- [The exercise]:
Count lines holding the word "zbekiston". Only the number is wanted.

++++ Exercise inputs ++++

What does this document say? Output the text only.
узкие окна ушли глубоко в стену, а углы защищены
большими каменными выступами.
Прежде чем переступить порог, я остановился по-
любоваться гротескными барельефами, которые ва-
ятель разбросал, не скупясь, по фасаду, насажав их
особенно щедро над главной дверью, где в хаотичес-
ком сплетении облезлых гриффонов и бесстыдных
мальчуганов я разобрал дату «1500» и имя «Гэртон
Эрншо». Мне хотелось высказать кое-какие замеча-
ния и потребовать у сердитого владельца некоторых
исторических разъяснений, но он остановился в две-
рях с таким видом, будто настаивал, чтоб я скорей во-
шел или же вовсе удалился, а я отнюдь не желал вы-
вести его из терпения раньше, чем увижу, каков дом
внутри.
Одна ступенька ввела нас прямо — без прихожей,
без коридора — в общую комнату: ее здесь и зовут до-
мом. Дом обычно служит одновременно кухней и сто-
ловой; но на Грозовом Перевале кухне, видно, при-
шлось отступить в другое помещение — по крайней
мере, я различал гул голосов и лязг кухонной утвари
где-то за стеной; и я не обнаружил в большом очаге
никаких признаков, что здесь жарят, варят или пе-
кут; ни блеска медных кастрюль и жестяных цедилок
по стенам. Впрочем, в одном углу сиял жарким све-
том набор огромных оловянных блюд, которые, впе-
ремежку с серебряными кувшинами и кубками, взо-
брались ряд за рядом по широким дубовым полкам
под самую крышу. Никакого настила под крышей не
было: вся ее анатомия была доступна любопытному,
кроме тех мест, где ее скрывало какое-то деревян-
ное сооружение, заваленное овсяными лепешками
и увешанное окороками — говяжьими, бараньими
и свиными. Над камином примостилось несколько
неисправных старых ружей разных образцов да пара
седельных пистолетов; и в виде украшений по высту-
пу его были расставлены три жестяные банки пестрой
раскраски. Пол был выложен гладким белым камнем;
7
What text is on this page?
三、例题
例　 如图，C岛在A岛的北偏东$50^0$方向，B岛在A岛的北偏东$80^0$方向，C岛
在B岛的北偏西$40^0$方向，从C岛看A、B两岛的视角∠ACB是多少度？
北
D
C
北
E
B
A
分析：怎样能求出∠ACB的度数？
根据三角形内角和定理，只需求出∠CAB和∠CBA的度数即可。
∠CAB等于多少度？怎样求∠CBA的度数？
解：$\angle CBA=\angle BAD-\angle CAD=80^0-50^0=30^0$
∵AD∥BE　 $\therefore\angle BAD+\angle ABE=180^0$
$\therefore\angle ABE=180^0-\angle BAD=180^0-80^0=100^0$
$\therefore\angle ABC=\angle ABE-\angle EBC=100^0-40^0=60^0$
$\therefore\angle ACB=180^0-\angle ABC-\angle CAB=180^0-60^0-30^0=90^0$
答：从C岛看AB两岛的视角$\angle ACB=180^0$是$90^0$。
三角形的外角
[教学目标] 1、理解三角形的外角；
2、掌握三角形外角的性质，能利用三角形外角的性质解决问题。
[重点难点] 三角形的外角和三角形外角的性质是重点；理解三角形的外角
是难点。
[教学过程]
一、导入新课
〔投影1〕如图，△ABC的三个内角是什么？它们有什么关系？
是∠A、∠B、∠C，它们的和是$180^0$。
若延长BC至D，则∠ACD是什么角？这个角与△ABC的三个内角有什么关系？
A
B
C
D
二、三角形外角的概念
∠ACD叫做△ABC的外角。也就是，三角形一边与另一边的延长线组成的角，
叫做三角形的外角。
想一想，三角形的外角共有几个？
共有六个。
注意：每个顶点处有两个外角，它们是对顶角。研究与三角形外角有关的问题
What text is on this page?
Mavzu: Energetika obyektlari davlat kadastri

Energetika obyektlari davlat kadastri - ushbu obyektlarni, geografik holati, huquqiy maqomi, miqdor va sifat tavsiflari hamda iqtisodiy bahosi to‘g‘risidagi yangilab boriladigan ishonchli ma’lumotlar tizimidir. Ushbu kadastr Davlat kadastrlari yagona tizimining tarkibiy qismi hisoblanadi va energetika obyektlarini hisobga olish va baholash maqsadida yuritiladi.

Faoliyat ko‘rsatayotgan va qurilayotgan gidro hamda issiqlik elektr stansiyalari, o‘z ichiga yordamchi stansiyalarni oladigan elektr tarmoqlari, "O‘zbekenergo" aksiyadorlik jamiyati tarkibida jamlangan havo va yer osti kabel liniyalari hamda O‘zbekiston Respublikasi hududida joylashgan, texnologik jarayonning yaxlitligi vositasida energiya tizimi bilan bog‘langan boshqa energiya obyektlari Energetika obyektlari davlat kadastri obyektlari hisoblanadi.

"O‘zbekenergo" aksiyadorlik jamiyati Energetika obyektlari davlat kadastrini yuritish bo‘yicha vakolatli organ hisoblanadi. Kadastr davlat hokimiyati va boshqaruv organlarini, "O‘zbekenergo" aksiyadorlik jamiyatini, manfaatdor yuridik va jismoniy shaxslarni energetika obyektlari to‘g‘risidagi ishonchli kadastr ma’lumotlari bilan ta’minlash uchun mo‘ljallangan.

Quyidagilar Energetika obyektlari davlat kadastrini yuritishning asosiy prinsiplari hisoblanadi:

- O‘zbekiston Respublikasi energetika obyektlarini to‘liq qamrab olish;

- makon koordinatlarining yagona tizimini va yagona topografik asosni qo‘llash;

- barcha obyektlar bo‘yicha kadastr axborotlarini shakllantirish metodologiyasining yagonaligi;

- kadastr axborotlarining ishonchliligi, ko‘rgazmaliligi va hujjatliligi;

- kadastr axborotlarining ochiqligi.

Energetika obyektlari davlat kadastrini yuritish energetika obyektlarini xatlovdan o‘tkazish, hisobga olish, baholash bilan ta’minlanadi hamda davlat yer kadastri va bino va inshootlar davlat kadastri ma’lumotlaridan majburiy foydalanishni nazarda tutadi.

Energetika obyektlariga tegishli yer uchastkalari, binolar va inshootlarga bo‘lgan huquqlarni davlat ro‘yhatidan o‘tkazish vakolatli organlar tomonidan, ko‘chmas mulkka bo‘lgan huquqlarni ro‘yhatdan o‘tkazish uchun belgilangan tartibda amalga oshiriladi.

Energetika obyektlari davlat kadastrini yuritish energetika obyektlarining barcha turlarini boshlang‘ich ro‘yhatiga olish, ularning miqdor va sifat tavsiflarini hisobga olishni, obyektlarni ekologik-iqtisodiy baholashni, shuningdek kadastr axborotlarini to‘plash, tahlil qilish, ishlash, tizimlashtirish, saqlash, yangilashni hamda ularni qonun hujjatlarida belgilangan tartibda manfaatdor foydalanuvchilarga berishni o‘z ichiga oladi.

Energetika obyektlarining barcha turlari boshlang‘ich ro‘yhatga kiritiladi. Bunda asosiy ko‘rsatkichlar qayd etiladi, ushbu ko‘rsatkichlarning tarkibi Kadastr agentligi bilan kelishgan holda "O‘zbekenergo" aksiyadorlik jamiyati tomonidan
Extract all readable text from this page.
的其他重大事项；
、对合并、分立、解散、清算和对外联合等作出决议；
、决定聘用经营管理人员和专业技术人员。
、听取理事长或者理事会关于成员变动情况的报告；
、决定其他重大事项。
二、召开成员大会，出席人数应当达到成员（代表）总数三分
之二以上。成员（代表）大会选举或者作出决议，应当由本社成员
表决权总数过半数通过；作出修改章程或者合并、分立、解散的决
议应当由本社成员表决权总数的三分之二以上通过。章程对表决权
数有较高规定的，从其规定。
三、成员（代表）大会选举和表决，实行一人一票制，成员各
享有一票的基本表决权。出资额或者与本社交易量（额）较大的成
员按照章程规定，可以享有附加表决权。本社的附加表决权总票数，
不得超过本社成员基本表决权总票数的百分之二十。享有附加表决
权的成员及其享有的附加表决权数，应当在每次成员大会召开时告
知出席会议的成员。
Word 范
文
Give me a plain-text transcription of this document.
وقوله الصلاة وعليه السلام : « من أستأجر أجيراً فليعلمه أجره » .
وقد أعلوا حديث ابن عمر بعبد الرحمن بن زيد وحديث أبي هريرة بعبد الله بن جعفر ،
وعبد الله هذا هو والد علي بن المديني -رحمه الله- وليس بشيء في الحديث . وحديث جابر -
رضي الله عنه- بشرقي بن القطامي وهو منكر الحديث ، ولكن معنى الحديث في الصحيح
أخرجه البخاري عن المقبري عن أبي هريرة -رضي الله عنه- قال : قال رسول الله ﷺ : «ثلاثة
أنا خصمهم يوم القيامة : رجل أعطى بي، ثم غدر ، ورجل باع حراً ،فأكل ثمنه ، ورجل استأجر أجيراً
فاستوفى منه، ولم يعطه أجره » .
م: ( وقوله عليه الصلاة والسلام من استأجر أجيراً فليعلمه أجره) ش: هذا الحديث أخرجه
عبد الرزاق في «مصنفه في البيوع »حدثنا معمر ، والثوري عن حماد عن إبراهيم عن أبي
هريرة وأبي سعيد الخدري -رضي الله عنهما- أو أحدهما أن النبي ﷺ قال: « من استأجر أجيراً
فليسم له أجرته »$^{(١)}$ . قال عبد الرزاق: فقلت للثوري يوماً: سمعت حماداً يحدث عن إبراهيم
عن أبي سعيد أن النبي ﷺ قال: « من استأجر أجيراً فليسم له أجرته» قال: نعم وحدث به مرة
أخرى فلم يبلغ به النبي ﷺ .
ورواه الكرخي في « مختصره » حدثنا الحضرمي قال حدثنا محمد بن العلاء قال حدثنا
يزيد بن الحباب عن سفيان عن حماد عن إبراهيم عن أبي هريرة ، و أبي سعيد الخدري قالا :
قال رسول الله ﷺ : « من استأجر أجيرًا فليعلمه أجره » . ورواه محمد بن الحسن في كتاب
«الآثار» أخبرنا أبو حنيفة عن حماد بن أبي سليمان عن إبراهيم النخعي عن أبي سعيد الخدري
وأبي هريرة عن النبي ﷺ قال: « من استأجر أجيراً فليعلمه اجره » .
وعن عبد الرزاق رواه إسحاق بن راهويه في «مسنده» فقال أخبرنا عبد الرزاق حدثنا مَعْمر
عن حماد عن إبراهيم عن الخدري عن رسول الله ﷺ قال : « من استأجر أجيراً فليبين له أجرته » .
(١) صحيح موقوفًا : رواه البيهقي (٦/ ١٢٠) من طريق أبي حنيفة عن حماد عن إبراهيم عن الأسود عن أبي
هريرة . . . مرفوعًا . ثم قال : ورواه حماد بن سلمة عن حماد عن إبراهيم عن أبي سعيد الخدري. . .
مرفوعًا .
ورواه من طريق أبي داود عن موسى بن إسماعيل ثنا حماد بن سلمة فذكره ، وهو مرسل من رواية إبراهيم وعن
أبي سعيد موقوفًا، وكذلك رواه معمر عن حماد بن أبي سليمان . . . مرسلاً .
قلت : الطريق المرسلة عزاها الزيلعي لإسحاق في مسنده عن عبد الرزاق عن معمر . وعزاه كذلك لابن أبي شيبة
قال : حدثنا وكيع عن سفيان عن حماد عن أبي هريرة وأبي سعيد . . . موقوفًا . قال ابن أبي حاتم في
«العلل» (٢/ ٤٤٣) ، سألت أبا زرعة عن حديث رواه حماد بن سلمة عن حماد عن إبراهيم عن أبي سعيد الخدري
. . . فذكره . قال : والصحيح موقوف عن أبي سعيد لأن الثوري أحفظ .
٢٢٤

++++

- [Task result]:
2